-- BRIEF --
Print the full listing exactly.

-- DATA TO PROCESS --
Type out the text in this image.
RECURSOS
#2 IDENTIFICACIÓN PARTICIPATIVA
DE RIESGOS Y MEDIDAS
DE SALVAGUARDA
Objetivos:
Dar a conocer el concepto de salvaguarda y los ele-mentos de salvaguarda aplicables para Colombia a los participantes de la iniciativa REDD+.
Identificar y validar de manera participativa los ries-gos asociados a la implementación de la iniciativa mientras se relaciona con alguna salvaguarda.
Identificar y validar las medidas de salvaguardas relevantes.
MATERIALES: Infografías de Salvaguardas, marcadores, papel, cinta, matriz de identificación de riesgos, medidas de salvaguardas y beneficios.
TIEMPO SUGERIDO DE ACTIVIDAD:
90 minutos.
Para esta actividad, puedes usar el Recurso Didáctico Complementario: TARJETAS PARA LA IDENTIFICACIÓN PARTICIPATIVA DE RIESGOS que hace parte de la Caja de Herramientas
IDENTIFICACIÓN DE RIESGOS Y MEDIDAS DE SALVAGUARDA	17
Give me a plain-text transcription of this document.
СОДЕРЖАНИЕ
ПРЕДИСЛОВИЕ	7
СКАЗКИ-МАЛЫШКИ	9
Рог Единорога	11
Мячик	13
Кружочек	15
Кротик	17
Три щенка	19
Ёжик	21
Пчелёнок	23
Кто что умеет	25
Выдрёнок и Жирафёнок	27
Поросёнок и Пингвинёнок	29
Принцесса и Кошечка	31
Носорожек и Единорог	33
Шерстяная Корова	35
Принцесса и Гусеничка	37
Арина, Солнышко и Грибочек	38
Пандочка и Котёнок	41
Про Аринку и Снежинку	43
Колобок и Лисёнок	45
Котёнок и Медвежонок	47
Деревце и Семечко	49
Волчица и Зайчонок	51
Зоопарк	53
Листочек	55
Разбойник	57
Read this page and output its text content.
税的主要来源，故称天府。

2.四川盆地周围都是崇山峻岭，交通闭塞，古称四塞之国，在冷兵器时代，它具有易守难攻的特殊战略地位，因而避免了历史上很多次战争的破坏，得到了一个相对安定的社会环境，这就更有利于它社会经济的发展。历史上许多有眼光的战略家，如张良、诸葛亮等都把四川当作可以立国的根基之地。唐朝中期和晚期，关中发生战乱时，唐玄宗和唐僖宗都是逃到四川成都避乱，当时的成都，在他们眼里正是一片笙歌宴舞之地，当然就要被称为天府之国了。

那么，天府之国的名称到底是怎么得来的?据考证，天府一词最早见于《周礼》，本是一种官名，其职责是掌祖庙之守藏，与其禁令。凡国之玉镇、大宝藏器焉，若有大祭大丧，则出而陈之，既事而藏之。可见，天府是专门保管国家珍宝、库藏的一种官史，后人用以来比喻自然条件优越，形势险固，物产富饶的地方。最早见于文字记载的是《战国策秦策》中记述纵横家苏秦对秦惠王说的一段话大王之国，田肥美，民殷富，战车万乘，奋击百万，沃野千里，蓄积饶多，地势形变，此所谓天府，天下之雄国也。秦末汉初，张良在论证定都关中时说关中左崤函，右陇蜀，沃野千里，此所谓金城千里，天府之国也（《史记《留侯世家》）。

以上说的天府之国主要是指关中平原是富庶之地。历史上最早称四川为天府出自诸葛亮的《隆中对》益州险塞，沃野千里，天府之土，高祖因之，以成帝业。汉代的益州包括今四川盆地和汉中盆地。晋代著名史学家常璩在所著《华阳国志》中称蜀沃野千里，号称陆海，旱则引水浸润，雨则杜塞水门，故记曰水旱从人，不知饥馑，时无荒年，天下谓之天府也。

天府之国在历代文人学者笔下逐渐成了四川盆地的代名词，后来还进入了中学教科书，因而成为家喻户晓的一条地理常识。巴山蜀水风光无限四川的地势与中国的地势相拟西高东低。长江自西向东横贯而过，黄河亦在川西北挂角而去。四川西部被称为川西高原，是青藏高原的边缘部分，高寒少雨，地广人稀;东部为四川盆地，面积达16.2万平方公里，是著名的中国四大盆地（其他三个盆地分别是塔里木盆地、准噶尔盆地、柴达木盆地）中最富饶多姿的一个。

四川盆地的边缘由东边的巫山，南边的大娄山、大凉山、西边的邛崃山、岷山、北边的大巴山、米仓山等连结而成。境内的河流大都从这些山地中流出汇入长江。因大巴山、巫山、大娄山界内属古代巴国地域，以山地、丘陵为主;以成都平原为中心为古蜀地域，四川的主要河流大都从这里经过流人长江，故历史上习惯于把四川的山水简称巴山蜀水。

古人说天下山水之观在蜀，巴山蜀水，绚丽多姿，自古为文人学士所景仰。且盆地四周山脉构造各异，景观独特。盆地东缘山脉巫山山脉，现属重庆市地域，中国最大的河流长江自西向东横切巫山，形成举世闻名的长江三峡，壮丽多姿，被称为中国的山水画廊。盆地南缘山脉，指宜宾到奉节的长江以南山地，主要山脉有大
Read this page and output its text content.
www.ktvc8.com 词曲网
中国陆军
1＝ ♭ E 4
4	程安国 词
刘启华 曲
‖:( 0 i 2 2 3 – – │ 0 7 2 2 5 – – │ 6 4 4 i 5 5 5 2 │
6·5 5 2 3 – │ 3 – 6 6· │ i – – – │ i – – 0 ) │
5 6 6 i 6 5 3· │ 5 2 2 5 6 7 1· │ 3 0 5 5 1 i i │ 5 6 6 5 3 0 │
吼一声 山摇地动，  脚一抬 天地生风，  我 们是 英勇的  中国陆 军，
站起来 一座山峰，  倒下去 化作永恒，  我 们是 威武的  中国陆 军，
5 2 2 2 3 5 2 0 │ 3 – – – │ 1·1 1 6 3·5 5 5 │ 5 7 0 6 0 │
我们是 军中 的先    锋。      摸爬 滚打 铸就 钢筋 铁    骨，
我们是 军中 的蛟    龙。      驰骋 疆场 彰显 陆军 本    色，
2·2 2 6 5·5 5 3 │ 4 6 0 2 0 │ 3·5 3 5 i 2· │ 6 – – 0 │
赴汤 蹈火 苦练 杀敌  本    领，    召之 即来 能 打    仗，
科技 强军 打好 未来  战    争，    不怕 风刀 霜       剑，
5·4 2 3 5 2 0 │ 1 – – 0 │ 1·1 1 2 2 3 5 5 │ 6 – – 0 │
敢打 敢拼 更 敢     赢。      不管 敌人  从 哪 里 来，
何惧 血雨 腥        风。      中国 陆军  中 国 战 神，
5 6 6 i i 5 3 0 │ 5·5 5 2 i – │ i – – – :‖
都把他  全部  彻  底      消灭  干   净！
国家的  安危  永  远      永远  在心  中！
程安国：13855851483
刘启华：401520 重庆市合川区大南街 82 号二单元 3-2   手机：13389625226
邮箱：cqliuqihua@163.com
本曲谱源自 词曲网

-- TASK OUTPUT --
Type out the text in this image.
RECURSOS
#2 IDENTIFICACIÓN PARTICIPATIVA
DE RIESGOS Y MEDIDAS
DE SALVAGUARDA
Objetivos:
Dar a conocer el concepto de salvaguarda y los ele-mentos de salvaguarda aplicables para Colombia a los participantes de la iniciativa REDD+.
Identificar y validar de manera participativa los ries-gos asociados a la implementación de la iniciativa mientras se relaciona con alguna salvaguarda.
Identificar y validar las medidas de salvaguardas relevantes.
MATERIALES: Infografías de Salvaguardas, marcadores, papel, cinta, matriz de identificación de riesgos, medidas de salvaguardas y beneficios.
TIEMPO SUGERIDO DE ACTIVIDAD:
90 minutos.
Para esta actividad, puedes usar el Recurso Didáctico Complementario: TARJETAS PARA LA IDENTIFICACIÓN PARTICIPATIVA DE RIESGOS que hace parte de la Caja de Herramientas
IDENTIFICACIÓN DE RIESGOS Y MEDIDAS DE SALVAGUARDA	17
Give me a plain-text transcription of this document.
СОДЕРЖАНИЕ
ПРЕДИСЛОВИЕ	7
СКАЗКИ-МАЛЫШКИ	9
Рог Единорога	11
Мячик	13
Кружочек	15
Кротик	17
Три щенка	19
Ёжик	21
Пчелёнок	23
Кто что умеет	25
Выдрёнок и Жирафёнок	27
Поросёнок и Пингвинёнок	29
Принцесса и Кошечка	31
Носорожек и Единорог	33
Шерстяная Корова	35
Принцесса и Гусеничка	37
Арина, Солнышко и Грибочек	38
Пандочка и Котёнок	41
Про Аринку и Снежинку	43
Колобок и Лисёнок	45
Котёнок и Медвежонок	47
Деревце и Семечко	49
Волчица и Зайчонок	51
Зоопарк	53
Листочек	55
Разбойник	57
Read this page and output its text content.
税的主要来源，故称天府。

2.四川盆地周围都是崇山峻岭，交通闭塞，古称四塞之国，在冷兵器时代，它具有易守难攻的特殊战略地位，因而避免了历史上很多次战争的破坏，得到了一个相对安定的社会环境，这就更有利于它社会经济的发展。历史上许多有眼光的战略家，如张良、诸葛亮等都把四川当作可以立国的根基之地。唐朝中期和晚期，关中发生战乱时，唐玄宗和唐僖宗都是逃到四川成都避乱，当时的成都，在他们眼里正是一片笙歌宴舞之地，当然就要被称为天府之国了。

那么，天府之国的名称到底是怎么得来的?据考证，天府一词最早见于《周礼》，本是一种官名，其职责是掌祖庙之守藏，与其禁令。凡国之玉镇、大宝藏器焉，若有大祭大丧，则出而陈之，既事而藏之。可见，天府是专门保管国家珍宝、库藏的一种官史，后人用以来比喻自然条件优越，形势险固，物产富饶的地方。最早见于文字记载的是《战国策秦策》中记述纵横家苏秦对秦惠王说的一段话大王之国，田肥美，民殷富，战车万乘，奋击百万，沃野千里，蓄积饶多，地势形变，此所谓天府，天下之雄国也。秦末汉初，张良在论证定都关中时说关中左崤函，右陇蜀，沃野千里，此所谓金城千里，天府之国也（《史记《留侯世家》）。

以上说的天府之国主要是指关中平原是富庶之地。历史上最早称四川为天府出自诸葛亮的《隆中对》益州险塞，沃野千里，天府之土，高祖因之，以成帝业。汉代的益州包括今四川盆地和汉中盆地。晋代著名史学家常璩在所著《华阳国志》中称蜀沃野千里，号称陆海，旱则引水浸润，雨则杜塞水门，故记曰水旱从人，不知饥馑，时无荒年，天下谓之天府也。

天府之国在历代文人学者笔下逐渐成了四川盆地的代名词，后来还进入了中学教科书，因而成为家喻户晓的一条地理常识。巴山蜀水风光无限四川的地势与中国的地势相拟西高东低。长江自西向东横贯而过，黄河亦在川西北挂角而去。四川西部被称为川西高原，是青藏高原的边缘部分，高寒少雨，地广人稀;东部为四川盆地，面积达16.2万平方公里，是著名的中国四大盆地（其他三个盆地分别是塔里木盆地、准噶尔盆地、柴达木盆地）中最富饶多姿的一个。

四川盆地的边缘由东边的巫山，南边的大娄山、大凉山、西边的邛崃山、岷山、北边的大巴山、米仓山等连结而成。境内的河流大都从这些山地中流出汇入长江。因大巴山、巫山、大娄山界内属古代巴国地域，以山地、丘陵为主;以成都平原为中心为古蜀地域，四川的主要河流大都从这里经过流人长江，故历史上习惯于把四川的山水简称巴山蜀水。

古人说天下山水之观在蜀，巴山蜀水，绚丽多姿，自古为文人学士所景仰。且盆地四周山脉构造各异，景观独特。盆地东缘山脉巫山山脉，现属重庆市地域，中国最大的河流长江自西向东横切巫山，形成举世闻名的长江三峡，壮丽多姿，被称为中国的山水画廊。盆地南缘山脉，指宜宾到奉节的长江以南山地，主要山脉有大
Read this page and output its text content.
www.ktvc8.com 词曲网
中国陆军
1＝ ♭ E 4
4	程安国 词
刘启华 曲
‖:( 0 i 2 2 3 – – │ 0 7 2 2 5 – – │ 6 4 4 i 5 5 5 2 │
6·5 5 2 3 – │ 3 – 6 6· │ i – – – │ i – – 0 ) │
5 6 6 i 6 5 3· │ 5 2 2 5 6 7 1· │ 3 0 5 5 1 i i │ 5 6 6 5 3 0 │
吼一声 山摇地动，  脚一抬 天地生风，  我 们是 英勇的  中国陆 军，
站起来 一座山峰，  倒下去 化作永恒，  我 们是 威武的  中国陆 军，
5 2 2 2 3 5 2 0 │ 3 – – – │ 1·1 1 6 3·5 5 5 │ 5 7 0 6 0 │
我们是 军中 的先    锋。      摸爬 滚打 铸就 钢筋 铁    骨，
我们是 军中 的蛟    龙。      驰骋 疆场 彰显 陆军 本    色，
2·2 2 6 5·5 5 3 │ 4 6 0 2 0 │ 3·5 3 5 i 2· │ 6 – – 0 │
赴汤 蹈火 苦练 杀敌  本    领，    召之 即来 能 打    仗，
科技 强军 打好 未来  战    争，    不怕 风刀 霜       剑，
5·4 2 3 5 2 0 │ 1 – – 0 │ 1·1 1 2 2 3 5 5 │ 6 – – 0 │
敢打 敢拼 更 敢     赢。      不管 敌人  从 哪 里 来，
何惧 血雨 腥        风。      中国 陆军  中 国 战 神，
5 6 6 i i 5 3 0 │ 5·5 5 2 i – │ i – – – :‖
都把他  全部  彻  底      消灭  干   净！
国家的  安危  永  远      永远  在心  中！
程安国：13855851483
刘启华：401520 重庆市合川区大南街 82 号二单元 3-2   手机：13389625226
邮箱：cqliuqihua@163.com
本曲谱源自 词曲网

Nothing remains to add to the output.